What the task asks.
Restate the records in their entirety, word for word.
--- START OF Input ---
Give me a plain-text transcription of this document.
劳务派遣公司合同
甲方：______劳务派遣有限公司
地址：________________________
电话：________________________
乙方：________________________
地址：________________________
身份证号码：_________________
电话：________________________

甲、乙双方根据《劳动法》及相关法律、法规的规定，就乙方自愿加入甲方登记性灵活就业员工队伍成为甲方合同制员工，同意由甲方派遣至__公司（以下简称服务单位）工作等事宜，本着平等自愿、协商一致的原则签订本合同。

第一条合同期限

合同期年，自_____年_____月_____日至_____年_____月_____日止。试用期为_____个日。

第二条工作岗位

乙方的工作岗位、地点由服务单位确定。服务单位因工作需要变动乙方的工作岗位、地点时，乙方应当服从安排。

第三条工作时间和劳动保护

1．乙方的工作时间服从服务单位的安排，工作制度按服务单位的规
--- END OF Input ---
The reply.
Give me a plain-text transcription of this document.
劳务派遣公司合同
甲方：______劳务派遣有限公司
地址：________________________
电话：________________________
乙方：________________________
地址：________________________
身份证号码：_________________
电话：________________________

甲、乙双方根据《劳动法》及相关法律、法规的规定，就乙方自愿加入甲方登记性灵活就业员工队伍成为甲方合同制员工，同意由甲方派遣至__公司（以下简称服务单位）工作等事宜，本着平等自愿、协商一致的原则签订本合同。

第一条合同期限

合同期年，自_____年_____月_____日至_____年_____月_____日止。试用期为_____个日。

第二条工作岗位

乙方的工作岗位、地点由服务单位确定。服务单位因工作需要变动乙方的工作岗位、地点时，乙方应当服从安排。

第三条工作时间和劳动保护

1．乙方的工作时间服从服务单位的安排，工作制度按服务单位的规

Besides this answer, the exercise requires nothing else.